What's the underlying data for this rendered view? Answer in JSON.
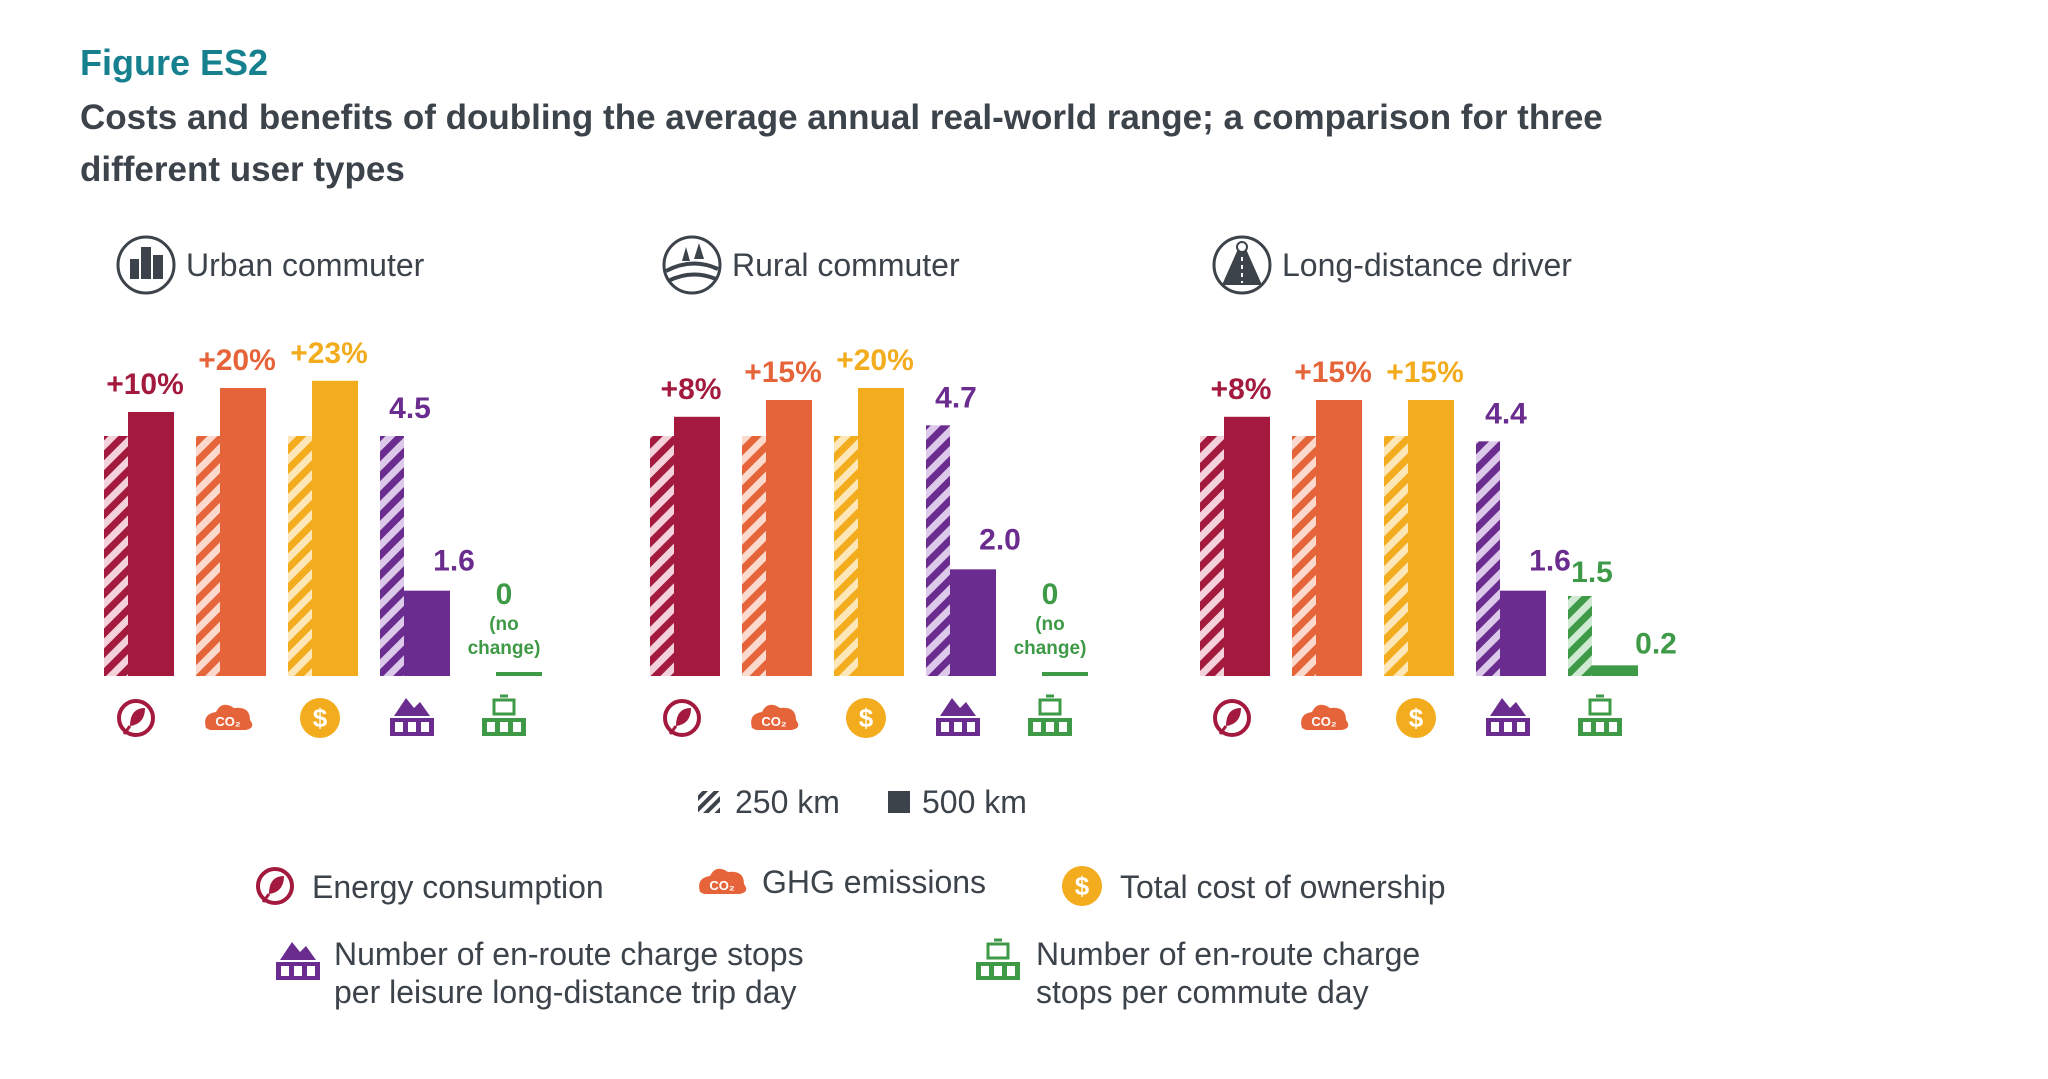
{
  "figure_label": "Figure ES2",
  "title": "Costs and benefits of doubling the average annual real-world range; a comparison for three different user types",
  "colors": {
    "energy": "#a31a3e",
    "ghg": "#e6643a",
    "tco": "#f2ac1d",
    "leisure_stops": "#6a2c8e",
    "commute_stops": "#3e9a46",
    "text": "#3d434b",
    "teal": "#16808f"
  },
  "icons": {
    "urban": "city-buildings-icon",
    "rural": "rural-landscape-icon",
    "long_distance": "highway-road-icon",
    "energy": "plug-leaf-icon",
    "ghg": "co2-cloud-icon",
    "tco": "dollar-coin-icon",
    "leisure": "mountain-charger-icon",
    "commute": "briefcase-charger-icon"
  },
  "chart_data": {
    "type": "bar",
    "groups": [
      {
        "name": "Urban commuter",
        "bars": [
          {
            "metric": "energy",
            "baseline": 100,
            "value": 110,
            "label": "+10%"
          },
          {
            "metric": "ghg",
            "baseline": 100,
            "value": 120,
            "label": "+20%"
          },
          {
            "metric": "tco",
            "baseline": 100,
            "value": 123,
            "label": "+23%"
          },
          {
            "metric": "leisure_stops",
            "baseline": 4.5,
            "value": 1.6,
            "label_baseline": "4.5",
            "label": "1.6"
          },
          {
            "metric": "commute_stops",
            "baseline": 0,
            "value": 0,
            "label": "0",
            "note": [
              "(no",
              "change)"
            ]
          }
        ]
      },
      {
        "name": "Rural commuter",
        "bars": [
          {
            "metric": "energy",
            "baseline": 100,
            "value": 108,
            "label": "+8%"
          },
          {
            "metric": "ghg",
            "baseline": 100,
            "value": 115,
            "label": "+15%"
          },
          {
            "metric": "tco",
            "baseline": 100,
            "value": 120,
            "label": "+20%"
          },
          {
            "metric": "leisure_stops",
            "baseline": 4.7,
            "value": 2.0,
            "label_baseline": "4.7",
            "label": "2.0"
          },
          {
            "metric": "commute_stops",
            "baseline": 0,
            "value": 0,
            "label": "0",
            "note": [
              "(no",
              "change)"
            ]
          }
        ]
      },
      {
        "name": "Long-distance driver",
        "bars": [
          {
            "metric": "energy",
            "baseline": 100,
            "value": 108,
            "label": "+8%"
          },
          {
            "metric": "ghg",
            "baseline": 100,
            "value": 115,
            "label": "+15%"
          },
          {
            "metric": "tco",
            "baseline": 100,
            "value": 115,
            "label": "+15%"
          },
          {
            "metric": "leisure_stops",
            "baseline": 4.4,
            "value": 1.6,
            "label_baseline": "4.4",
            "label": "1.6"
          },
          {
            "metric": "commute_stops",
            "baseline": 1.5,
            "value": 0.2,
            "label_baseline": "1.5",
            "label": "0.2"
          }
        ]
      }
    ],
    "series_legend": [
      {
        "name": "250 km",
        "pattern": "hatched"
      },
      {
        "name": "500 km",
        "pattern": "solid"
      }
    ],
    "metric_legend": [
      {
        "metric": "energy",
        "label": "Energy consumption"
      },
      {
        "metric": "ghg",
        "label": "GHG emissions"
      },
      {
        "metric": "tco",
        "label": "Total cost of ownership"
      },
      {
        "metric": "leisure_stops",
        "label": "Number of en-route charge stops per leisure long-distance trip day"
      },
      {
        "metric": "commute_stops",
        "label": "Number of en-route charge stops per commute day"
      }
    ]
  }
}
● ● ● ● ● ● ●
- _TASK STATEMENT_
Using the material above, report each line where "name" occurs.

- _ANSWER IN FULL_
        "name": "Urban commuter",
        "name": "Rural commuter",
        "name": "Long-distance driver",
        "name": "250 km",
        "name": "500 km",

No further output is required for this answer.